## TASK MATERIAL
▶

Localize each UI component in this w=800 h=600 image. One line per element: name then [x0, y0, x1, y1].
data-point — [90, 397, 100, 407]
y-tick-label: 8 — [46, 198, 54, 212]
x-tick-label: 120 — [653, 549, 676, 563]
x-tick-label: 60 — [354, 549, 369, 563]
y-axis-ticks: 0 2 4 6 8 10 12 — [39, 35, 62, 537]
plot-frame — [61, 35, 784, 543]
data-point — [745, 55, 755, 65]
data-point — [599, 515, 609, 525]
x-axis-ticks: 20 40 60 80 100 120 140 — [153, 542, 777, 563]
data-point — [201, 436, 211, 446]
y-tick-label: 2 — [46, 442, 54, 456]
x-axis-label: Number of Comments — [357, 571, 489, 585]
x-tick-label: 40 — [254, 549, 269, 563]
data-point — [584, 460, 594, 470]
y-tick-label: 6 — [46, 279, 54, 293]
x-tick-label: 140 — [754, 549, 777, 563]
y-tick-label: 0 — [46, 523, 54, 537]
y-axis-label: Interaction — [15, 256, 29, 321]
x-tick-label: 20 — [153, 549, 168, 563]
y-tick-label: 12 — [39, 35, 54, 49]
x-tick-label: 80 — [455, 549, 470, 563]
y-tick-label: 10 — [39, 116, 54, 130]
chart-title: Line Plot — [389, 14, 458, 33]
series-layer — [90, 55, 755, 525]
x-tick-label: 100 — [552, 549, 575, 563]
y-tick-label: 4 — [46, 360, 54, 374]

◀

## TASK TO COMPLETE
Pull out the data from its first line through the line containing "x-axis-ticks: 20 40", both included, and reproduce those lines word for word.

## PROBLEM SOLUTION
Localize each UI component in this w=800 h=600 image. One line per element: name then [x0, y0, x1, y1].
data-point — [90, 397, 100, 407]
y-tick-label: 8 — [46, 198, 54, 212]
x-tick-label: 120 — [653, 549, 676, 563]
x-tick-label: 60 — [354, 549, 369, 563]
y-axis-ticks: 0 2 4 6 8 10 12 — [39, 35, 62, 537]
plot-frame — [61, 35, 784, 543]
data-point — [745, 55, 755, 65]
data-point — [599, 515, 609, 525]
x-axis-ticks: 20 40 60 80 100 120 140 — [153, 542, 777, 563]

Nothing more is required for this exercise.